[Entries from a dataset]
══════════
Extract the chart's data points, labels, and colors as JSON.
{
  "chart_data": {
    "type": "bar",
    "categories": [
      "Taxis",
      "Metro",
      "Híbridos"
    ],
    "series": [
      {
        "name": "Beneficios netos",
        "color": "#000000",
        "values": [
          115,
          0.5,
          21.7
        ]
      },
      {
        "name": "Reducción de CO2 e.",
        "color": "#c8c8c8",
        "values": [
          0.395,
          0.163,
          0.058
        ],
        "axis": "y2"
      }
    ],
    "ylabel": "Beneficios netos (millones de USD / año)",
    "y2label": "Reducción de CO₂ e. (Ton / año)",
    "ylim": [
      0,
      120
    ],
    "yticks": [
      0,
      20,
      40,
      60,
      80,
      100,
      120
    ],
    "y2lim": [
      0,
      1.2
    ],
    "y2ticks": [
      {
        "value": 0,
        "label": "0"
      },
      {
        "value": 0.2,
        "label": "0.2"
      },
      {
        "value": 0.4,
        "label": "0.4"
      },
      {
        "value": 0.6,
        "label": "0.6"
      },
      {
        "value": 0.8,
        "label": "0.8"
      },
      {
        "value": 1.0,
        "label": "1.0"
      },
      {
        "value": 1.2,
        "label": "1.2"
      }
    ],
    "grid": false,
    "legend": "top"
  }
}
══════════
TASK TO CARRY OUT — List all lines where "name" occurs.

REPLY TO THE TASK —
        "name": "Beneficios netos",
        "name": "Reducción de CO2 e.",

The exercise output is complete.